━━ Supplied entries

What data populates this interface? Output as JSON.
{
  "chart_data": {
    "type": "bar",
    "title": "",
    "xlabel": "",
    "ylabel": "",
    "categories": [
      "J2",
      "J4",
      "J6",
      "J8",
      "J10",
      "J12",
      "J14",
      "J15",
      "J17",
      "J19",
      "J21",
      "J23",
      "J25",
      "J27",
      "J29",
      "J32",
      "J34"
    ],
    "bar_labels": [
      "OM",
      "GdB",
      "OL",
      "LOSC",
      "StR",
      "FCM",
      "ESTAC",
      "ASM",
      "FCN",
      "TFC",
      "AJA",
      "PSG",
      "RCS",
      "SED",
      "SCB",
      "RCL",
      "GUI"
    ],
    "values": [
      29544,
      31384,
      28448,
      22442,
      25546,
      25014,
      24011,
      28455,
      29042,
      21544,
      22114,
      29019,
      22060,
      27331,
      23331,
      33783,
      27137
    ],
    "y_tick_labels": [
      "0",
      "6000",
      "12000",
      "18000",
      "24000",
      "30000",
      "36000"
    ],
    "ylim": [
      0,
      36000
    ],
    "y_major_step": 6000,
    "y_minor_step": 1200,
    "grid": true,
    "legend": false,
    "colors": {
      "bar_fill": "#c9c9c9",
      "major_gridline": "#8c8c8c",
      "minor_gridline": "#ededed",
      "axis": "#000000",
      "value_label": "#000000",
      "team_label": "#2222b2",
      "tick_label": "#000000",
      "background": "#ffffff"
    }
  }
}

━━━━

Output the entries exactly.

What data populates this interface? Output as JSON.
{
  "chart_data": {
    "type": "bar",
    "title": "",
    "xlabel": "",
    "ylabel": "",
    "categories": [
      "J2",
      "J4",
      "J6",
      "J8",
      "J10",
      "J12",
      "J14",
      "J15",
      "J17",
      "J19",
      "J21",
      "J23",
      "J25",
      "J27",
      "J29",
      "J32",
      "J34"
    ],
    "bar_labels": [
      "OM",
      "GdB",
      "OL",
      "LOSC",
      "StR",
      "FCM",
      "ESTAC",
      "ASM",
      "FCN",
      "TFC",
      "AJA",
      "PSG",
      "RCS",
      "SED",
      "SCB",
      "RCL",
      "GUI"
    ],
    "values": [
      29544,
      31384,
      28448,
      22442,
      25546,
      25014,
      24011,
      28455,
      29042,
      21544,
      22114,
      29019,
      22060,
      27331,
      23331,
      33783,
      27137
    ],
    "y_tick_labels": [
      "0",
      "6000",
      "12000",
      "18000",
      "24000",
      "30000",
      "36000"
    ],
    "ylim": [
      0,
      36000
    ],
    "y_major_step": 6000,
    "y_minor_step": 1200,
    "grid": true,
    "legend": false,
    "colors": {
      "bar_fill": "#c9c9c9",
      "major_gridline": "#8c8c8c",
      "minor_gridline": "#ededed",
      "axis": "#000000",
      "value_label": "#000000",
      "team_label": "#2222b2",
      "tick_label": "#000000",
      "background": "#ffffff"
    }
  }
}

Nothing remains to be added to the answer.